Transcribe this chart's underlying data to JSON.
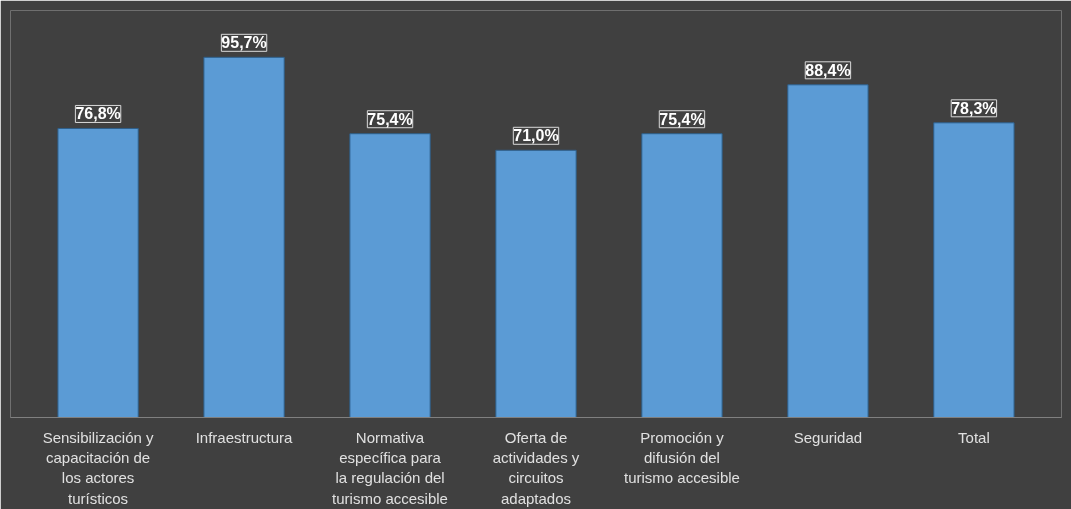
{
  "chart_data": {
    "type": "bar",
    "categories": [
      "Sensibilización y capacitación de los actores turísticos",
      "Infraestructura",
      "Normativa específica para la regulación del turismo accesible",
      "Oferta de actividades y circuitos adaptados",
      "Promoción y difusión del turismo accesible",
      "Seguridad",
      "Total"
    ],
    "values": [
      76.8,
      95.7,
      75.4,
      71.0,
      75.4,
      88.4,
      78.3
    ],
    "value_labels": [
      "76,8%",
      "95,7%",
      "75,4%",
      "71,0%",
      "75,4%",
      "88,4%",
      "78,3%"
    ],
    "color": "#5b9bd5"
  }
}
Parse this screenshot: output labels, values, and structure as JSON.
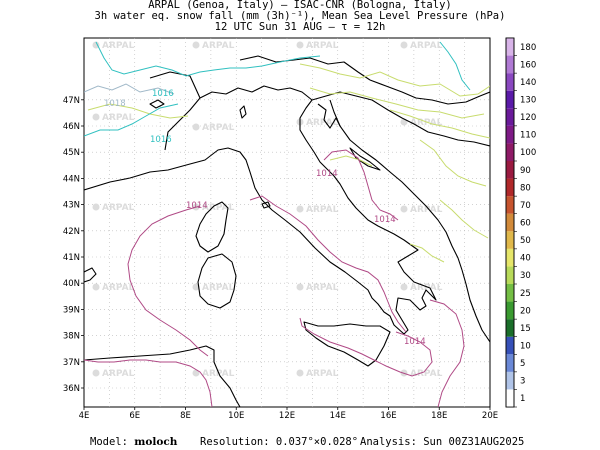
{
  "header": {
    "line1": "ARPAL (Genoa, Italy)  —  ISAC-CNR (Bologna, Italy)",
    "line2": "3h water eq. snow fall (mm (3h)⁻¹), Mean Sea Level Pressure (hPa)",
    "line3": "12 UTC Sun 31 AUG  —  τ = 12h"
  },
  "axes": {
    "lon_labels": [
      "4E",
      "6E",
      "8E",
      "10E",
      "12E",
      "14E",
      "16E",
      "18E",
      "20E"
    ],
    "lat_labels": [
      "36N",
      "37N",
      "38N",
      "39N",
      "40N",
      "41N",
      "42N",
      "43N",
      "44N",
      "45N",
      "46N",
      "47N"
    ]
  },
  "watermark": "ARPAL",
  "isobars": [
    {
      "label": "1018",
      "color": "#a0b8c8"
    },
    {
      "label": "1016",
      "color": "#30c0c0"
    },
    {
      "label": "1014",
      "color": "#b04a86"
    }
  ],
  "colorbar": {
    "values": [
      "1",
      "3",
      "5",
      "10",
      "15",
      "20",
      "25",
      "30",
      "40",
      "50",
      "60",
      "70",
      "80",
      "90",
      "100",
      "110",
      "120",
      "130",
      "140",
      "160",
      "180"
    ],
    "colors": [
      "#ffffff",
      "#b0c4e8",
      "#6a88d6",
      "#3650b8",
      "#1a6e2a",
      "#3a9a30",
      "#74be44",
      "#b8da5a",
      "#e6e66a",
      "#e0b84a",
      "#d28a3a",
      "#c6542e",
      "#b0282a",
      "#9a1a40",
      "#8e1a66",
      "#7e1a86",
      "#6a1a9a",
      "#5a1aa8",
      "#8a48c0",
      "#b07ad4",
      "#d8b4e8"
    ]
  },
  "footer": {
    "model_label": "Model:",
    "model_value": "moloch",
    "resolution_label": "Resolution:",
    "resolution_value": "0.037°×0.028°",
    "analysis_label": "Analysis:",
    "analysis_value": "Sun 00Z31AUG2025"
  }
}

══════════

Extract all the entries word for word; omit any pictures.

Transcribe this chart's underlying data to JSON.
{
  "chart_data": {
    "type": "bar",
    "categories": [
      "Sensibilización y capacitación de los actores turísticos",
      "Infraestructura",
      "Normativa específica para la regulación del turismo accesible",
      "Oferta de actividades y circuitos adaptados",
      "Promoción y difusión del turismo accesible",
      "Seguridad",
      "Total"
    ],
    "values": [
      76.8,
      95.7,
      75.4,
      71.0,
      75.4,
      88.4,
      78.3
    ],
    "value_labels": [
      "76,8%",
      "95,7%",
      "75,4%",
      "71,0%",
      "75,4%",
      "88,4%",
      "78,3%"
    ],
    "color": "#5b9bd5"
  }
}
Parse this screenshot: output labels, values, and structure as JSON.
{
  "header": {
    "line1": "ARPAL (Genoa, Italy)  —  ISAC-CNR (Bologna, Italy)",
    "line2": "3h water eq. snow fall (mm (3h)⁻¹), Mean Sea Level Pressure (hPa)",
    "line3": "12 UTC Sun 31 AUG  —  τ = 12h"
  },
  "axes": {
    "lon_labels": [
      "4E",
      "6E",
      "8E",
      "10E",
      "12E",
      "14E",
      "16E",
      "18E",
      "20E"
    ],
    "lat_labels": [
      "36N",
      "37N",
      "38N",
      "39N",
      "40N",
      "41N",
      "42N",
      "43N",
      "44N",
      "45N",
      "46N",
      "47N"
    ]
  },
  "watermark": "ARPAL",
  "isobars": [
    {
      "label": "1018",
      "color": "#a0b8c8"
    },
    {
      "label": "1016",
      "color": "#30c0c0"
    },
    {
      "label": "1014",
      "color": "#b04a86"
    }
  ],
  "colorbar": {
    "values": [
      "1",
      "3",
      "5",
      "10",
      "15",
      "20",
      "25",
      "30",
      "40",
      "50",
      "60",
      "70",
      "80",
      "90",
      "100",
      "110",
      "120",
      "130",
      "140",
      "160",
      "180"
    ],
    "colors": [
      "#ffffff",
      "#b0c4e8",
      "#6a88d6",
      "#3650b8",
      "#1a6e2a",
      "#3a9a30",
      "#74be44",
      "#b8da5a",
      "#e6e66a",
      "#e0b84a",
      "#d28a3a",
      "#c6542e",
      "#b0282a",
      "#9a1a40",
      "#8e1a66",
      "#7e1a86",
      "#6a1a9a",
      "#5a1aa8",
      "#8a48c0",
      "#b07ad4",
      "#d8b4e8"
    ]
  },
  "footer": {
    "model_label": "Model:",
    "model_value": "moloch",
    "resolution_label": "Resolution:",
    "resolution_value": "0.037°×0.028°",
    "analysis_label": "Analysis:",
    "analysis_value": "Sun 00Z31AUG2025"
  }
}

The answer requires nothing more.